WRITTEN INSTRUCTION: Write the material out again exactly.

DATASET RECORDS:

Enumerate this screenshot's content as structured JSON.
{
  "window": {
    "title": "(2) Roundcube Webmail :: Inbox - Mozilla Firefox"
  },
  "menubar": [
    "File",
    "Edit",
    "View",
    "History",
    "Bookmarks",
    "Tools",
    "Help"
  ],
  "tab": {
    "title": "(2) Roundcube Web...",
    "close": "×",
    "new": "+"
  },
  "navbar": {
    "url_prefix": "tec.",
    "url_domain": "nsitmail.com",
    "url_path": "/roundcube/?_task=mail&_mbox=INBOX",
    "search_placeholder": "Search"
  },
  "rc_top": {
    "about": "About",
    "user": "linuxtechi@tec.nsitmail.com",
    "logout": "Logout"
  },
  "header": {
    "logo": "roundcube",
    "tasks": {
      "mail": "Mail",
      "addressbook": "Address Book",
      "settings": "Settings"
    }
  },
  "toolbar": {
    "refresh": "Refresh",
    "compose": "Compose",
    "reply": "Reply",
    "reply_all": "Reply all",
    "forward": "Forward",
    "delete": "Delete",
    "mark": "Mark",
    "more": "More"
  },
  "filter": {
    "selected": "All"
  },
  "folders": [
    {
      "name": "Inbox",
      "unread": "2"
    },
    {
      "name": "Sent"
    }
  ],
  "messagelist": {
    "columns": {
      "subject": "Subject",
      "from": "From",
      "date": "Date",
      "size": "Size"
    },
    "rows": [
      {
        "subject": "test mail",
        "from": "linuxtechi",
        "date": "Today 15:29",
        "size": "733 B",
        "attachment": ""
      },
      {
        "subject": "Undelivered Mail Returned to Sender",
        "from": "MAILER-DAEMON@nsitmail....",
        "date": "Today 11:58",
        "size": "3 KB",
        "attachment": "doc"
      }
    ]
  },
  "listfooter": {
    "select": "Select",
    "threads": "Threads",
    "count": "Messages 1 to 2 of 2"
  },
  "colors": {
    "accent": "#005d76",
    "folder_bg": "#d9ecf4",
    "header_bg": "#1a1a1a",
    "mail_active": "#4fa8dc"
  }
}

TASK ANSWER:
Enumerate this screenshot's content as structured JSON.
{
  "window": {
    "title": "(2) Roundcube Webmail :: Inbox - Mozilla Firefox"
  },
  "menubar": [
    "File",
    "Edit",
    "View",
    "History",
    "Bookmarks",
    "Tools",
    "Help"
  ],
  "tab": {
    "title": "(2) Roundcube Web...",
    "close": "×",
    "new": "+"
  },
  "navbar": {
    "url_prefix": "tec.",
    "url_domain": "nsitmail.com",
    "url_path": "/roundcube/?_task=mail&_mbox=INBOX",
    "search_placeholder": "Search"
  },
  "rc_top": {
    "about": "About",
    "user": "linuxtechi@tec.nsitmail.com",
    "logout": "Logout"
  },
  "header": {
    "logo": "roundcube",
    "tasks": {
      "mail": "Mail",
      "addressbook": "Address Book",
      "settings": "Settings"
    }
  },
  "toolbar": {
    "refresh": "Refresh",
    "compose": "Compose",
    "reply": "Reply",
    "reply_all": "Reply all",
    "forward": "Forward",
    "delete": "Delete",
    "mark": "Mark",
    "more": "More"
  },
  "filter": {
    "selected": "All"
  },
  "folders": [
    {
      "name": "Inbox",
      "unread": "2"
    },
    {
      "name": "Sent"
    }
  ],
  "messagelist": {
    "columns": {
      "subject": "Subject",
      "from": "From",
      "date": "Date",
      "size": "Size"
    },
    "rows": [
      {
        "subject": "test mail",
        "from": "linuxtechi",
        "date": "Today 15:29",
        "size": "733 B",
        "attachment": ""
      },
      {
        "subject": "Undelivered Mail Returned to Sender",
        "from": "MAILER-DAEMON@nsitmail....",
        "date": "Today 11:58",
        "size": "3 KB",
        "attachment": "doc"
      }
    ]
  },
  "listfooter": {
    "select": "Select",
    "threads": "Threads",
    "count": "Messages 1 to 2 of 2"
  },
  "colors": {
    "accent": "#005d76",
    "folder_bg": "#d9ecf4",
    "header_bg": "#1a1a1a",
    "mail_active": "#4fa8dc"
  }
}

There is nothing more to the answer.